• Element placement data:
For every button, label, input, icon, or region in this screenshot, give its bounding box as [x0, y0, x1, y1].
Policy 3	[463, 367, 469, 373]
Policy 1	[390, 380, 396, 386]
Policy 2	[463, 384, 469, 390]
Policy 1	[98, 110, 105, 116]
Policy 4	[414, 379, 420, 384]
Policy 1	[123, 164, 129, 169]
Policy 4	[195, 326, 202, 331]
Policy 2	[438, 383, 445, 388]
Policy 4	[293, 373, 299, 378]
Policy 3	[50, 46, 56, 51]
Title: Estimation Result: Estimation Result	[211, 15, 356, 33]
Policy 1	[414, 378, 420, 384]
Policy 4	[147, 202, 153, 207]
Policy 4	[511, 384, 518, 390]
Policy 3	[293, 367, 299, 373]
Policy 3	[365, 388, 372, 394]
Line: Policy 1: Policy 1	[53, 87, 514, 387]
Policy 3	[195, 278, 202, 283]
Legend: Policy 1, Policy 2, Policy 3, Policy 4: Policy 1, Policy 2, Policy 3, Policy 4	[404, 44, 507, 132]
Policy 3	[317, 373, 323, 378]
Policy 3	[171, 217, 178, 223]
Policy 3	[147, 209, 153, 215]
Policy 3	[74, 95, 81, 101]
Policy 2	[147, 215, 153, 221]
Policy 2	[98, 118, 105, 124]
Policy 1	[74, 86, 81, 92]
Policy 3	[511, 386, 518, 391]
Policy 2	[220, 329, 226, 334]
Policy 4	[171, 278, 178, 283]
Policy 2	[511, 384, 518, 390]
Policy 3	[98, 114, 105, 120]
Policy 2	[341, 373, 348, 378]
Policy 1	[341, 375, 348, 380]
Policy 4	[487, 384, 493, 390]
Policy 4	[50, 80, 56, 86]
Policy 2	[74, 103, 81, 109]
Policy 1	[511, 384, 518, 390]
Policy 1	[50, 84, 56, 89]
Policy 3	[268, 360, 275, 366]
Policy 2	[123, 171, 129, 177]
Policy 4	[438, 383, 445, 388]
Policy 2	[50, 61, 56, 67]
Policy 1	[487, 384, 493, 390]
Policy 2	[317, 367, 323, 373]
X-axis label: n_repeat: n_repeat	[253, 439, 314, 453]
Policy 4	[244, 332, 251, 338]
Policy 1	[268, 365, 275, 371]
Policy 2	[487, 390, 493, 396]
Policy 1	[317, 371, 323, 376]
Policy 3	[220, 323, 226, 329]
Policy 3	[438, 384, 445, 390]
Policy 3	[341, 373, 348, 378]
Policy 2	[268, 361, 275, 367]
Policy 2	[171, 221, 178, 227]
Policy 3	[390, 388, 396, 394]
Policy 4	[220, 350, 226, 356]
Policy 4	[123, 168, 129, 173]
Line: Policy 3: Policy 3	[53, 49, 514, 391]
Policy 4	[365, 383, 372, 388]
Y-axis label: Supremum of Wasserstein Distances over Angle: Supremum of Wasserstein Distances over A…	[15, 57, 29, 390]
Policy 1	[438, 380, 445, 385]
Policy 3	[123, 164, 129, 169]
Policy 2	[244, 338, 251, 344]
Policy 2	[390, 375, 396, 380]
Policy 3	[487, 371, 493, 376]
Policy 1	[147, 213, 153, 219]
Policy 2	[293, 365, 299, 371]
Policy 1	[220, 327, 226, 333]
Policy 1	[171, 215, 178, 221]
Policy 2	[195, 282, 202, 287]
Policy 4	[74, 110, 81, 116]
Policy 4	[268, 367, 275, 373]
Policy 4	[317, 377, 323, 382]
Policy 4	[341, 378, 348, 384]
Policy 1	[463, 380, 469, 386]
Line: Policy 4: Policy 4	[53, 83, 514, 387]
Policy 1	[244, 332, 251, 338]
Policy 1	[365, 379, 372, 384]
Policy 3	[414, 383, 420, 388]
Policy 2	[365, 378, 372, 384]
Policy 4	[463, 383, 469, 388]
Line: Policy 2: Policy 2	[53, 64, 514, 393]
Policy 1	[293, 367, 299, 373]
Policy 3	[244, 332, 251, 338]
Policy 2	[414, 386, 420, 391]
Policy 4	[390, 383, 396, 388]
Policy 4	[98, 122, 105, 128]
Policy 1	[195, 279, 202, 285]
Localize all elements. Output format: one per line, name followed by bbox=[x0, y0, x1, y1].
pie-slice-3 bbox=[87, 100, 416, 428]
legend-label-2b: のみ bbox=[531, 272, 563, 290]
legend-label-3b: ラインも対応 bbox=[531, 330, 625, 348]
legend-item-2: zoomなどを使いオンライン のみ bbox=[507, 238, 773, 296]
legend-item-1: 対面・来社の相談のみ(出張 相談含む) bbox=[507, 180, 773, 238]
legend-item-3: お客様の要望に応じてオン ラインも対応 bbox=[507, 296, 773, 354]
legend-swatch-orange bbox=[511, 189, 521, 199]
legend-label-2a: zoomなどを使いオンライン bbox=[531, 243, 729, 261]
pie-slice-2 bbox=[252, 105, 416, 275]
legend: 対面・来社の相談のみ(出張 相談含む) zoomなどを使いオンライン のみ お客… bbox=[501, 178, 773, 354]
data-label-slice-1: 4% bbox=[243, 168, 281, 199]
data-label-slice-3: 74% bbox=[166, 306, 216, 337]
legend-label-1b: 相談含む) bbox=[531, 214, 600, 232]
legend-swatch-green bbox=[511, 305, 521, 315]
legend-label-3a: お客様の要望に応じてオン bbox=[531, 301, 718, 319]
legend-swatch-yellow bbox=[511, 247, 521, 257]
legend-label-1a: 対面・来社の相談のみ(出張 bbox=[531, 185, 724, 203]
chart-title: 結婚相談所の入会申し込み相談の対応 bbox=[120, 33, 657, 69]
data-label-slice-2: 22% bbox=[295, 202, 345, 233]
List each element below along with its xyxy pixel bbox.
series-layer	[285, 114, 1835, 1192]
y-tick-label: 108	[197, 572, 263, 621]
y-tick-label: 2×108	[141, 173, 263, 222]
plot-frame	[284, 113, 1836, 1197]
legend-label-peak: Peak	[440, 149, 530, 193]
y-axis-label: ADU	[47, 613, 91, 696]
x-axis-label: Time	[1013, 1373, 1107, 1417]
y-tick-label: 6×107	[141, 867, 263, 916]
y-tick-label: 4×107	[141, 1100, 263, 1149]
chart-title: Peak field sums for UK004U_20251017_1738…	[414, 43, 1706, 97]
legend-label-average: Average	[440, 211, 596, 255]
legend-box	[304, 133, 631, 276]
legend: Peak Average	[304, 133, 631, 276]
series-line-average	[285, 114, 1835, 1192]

• TO BE DONE: Copy out the rows from the very first one through the line containing "278, 202, 283]", both ends included.

• SOLUTION FOR THIS EXERCISE:
For every button, label, input, icon, or region in this screenshot, give its bounding box as [x0, y0, x1, y1].
Policy 3	[463, 367, 469, 373]
Policy 1	[390, 380, 396, 386]
Policy 2	[463, 384, 469, 390]
Policy 1	[98, 110, 105, 116]
Policy 4	[414, 379, 420, 384]
Policy 1	[123, 164, 129, 169]
Policy 4	[195, 326, 202, 331]
Policy 2	[438, 383, 445, 388]
Policy 4	[293, 373, 299, 378]
Policy 3	[50, 46, 56, 51]
Title: Estimation Result: Estimation Result	[211, 15, 356, 33]
Policy 1	[414, 378, 420, 384]
Policy 4	[147, 202, 153, 207]
Policy 4	[511, 384, 518, 390]
Policy 3	[293, 367, 299, 373]
Policy 3	[365, 388, 372, 394]
Line: Policy 1: Policy 1	[53, 87, 514, 387]
Policy 3	[195, 278, 202, 283]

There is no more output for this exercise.